[Data excerpts]
+-------+
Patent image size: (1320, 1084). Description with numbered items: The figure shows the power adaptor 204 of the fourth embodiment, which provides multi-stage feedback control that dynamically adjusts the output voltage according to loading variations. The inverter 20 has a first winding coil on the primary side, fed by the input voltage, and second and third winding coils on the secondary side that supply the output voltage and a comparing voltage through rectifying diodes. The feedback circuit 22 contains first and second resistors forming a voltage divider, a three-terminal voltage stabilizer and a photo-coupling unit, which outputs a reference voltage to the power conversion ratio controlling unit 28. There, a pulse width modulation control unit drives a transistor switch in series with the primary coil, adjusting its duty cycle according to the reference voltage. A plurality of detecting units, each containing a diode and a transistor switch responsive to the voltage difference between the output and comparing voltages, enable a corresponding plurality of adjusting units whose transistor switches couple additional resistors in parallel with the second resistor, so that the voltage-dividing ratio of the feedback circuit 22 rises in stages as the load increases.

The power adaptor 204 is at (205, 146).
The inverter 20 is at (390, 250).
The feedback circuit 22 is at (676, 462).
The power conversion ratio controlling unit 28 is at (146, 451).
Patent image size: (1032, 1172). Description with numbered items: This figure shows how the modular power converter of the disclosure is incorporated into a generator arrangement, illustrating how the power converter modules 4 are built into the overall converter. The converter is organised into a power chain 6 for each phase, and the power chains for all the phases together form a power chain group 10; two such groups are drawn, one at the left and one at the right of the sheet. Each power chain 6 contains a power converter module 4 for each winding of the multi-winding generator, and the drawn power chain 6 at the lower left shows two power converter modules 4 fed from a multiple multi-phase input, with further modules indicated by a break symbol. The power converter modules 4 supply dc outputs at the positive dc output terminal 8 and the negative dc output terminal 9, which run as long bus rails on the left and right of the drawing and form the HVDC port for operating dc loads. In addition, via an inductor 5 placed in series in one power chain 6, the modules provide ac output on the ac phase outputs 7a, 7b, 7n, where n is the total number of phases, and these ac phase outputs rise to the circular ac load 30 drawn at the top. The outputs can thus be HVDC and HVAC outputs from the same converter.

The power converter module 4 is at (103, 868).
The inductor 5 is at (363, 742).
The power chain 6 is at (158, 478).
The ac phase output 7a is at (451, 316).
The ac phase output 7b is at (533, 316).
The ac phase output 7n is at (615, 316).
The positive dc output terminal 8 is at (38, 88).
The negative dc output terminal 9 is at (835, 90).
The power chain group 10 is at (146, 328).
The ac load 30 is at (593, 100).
+-------+
- YOUR TASK -
Reproduce every line of the records above without changing anything.

- WORKED ANSWER -
Patent image size: (1320, 1084). Description with numbered items: The figure shows the power adaptor 204 of the fourth embodiment, which provides multi-stage feedback control that dynamically adjusts the output voltage according to loading variations. The inverter 20 has a first winding coil on the primary side, fed by the input voltage, and second and third winding coils on the secondary side that supply the output voltage and a comparing voltage through rectifying diodes. The feedback circuit 22 contains first and second resistors forming a voltage divider, a three-terminal voltage stabilizer and a photo-coupling unit, which outputs a reference voltage to the power conversion ratio controlling unit 28. There, a pulse width modulation control unit drives a transistor switch in series with the primary coil, adjusting its duty cycle according to the reference voltage. A plurality of detecting units, each containing a diode and a transistor switch responsive to the voltage difference between the output and comparing voltages, enable a corresponding plurality of adjusting units whose transistor switches couple additional resistors in parallel with the second resistor, so that the voltage-dividing ratio of the feedback circuit 22 rises in stages as the load increases.

The power adaptor 204 is at (205, 146).
The inverter 20 is at (390, 250).
The feedback circuit 22 is at (676, 462).
The power conversion ratio controlling unit 28 is at (146, 451).
Patent image size: (1032, 1172). Description with numbered items: This figure shows how the modular power converter of the disclosure is incorporated into a generator arrangement, illustrating how the power converter modules 4 are built into the overall converter. The converter is organised into a power chain 6 for each phase, and the power chains for all the phases together form a power chain group 10; two such groups are drawn, one at the left and one at the right of the sheet. Each power chain 6 contains a power converter module 4 for each winding of the multi-winding generator, and the drawn power chain 6 at the lower left shows two power converter modules 4 fed from a multiple multi-phase input, with further modules indicated by a break symbol. The power converter modules 4 supply dc outputs at the positive dc output terminal 8 and the negative dc output terminal 9, which run as long bus rails on the left and right of the drawing and form the HVDC port for operating dc loads. In addition, via an inductor 5 placed in series in one power chain 6, the modules provide ac output on the ac phase outputs 7a, 7b, 7n, where n is the total number of phases, and these ac phase outputs rise to the circular ac load 30 drawn at the top. The outputs can thus be HVDC and HVAC outputs from the same converter.

The power converter module 4 is at (103, 868).
The inductor 5 is at (363, 742).
The power chain 6 is at (158, 478).
The ac phase output 7a is at (451, 316).
The ac phase output 7b is at (533, 316).
The ac phase output 7n is at (615, 316).
The positive dc output terminal 8 is at (38, 88).
The negative dc output terminal 9 is at (835, 90).
The power chain group 10 is at (146, 328).
The ac load 30 is at (593, 100).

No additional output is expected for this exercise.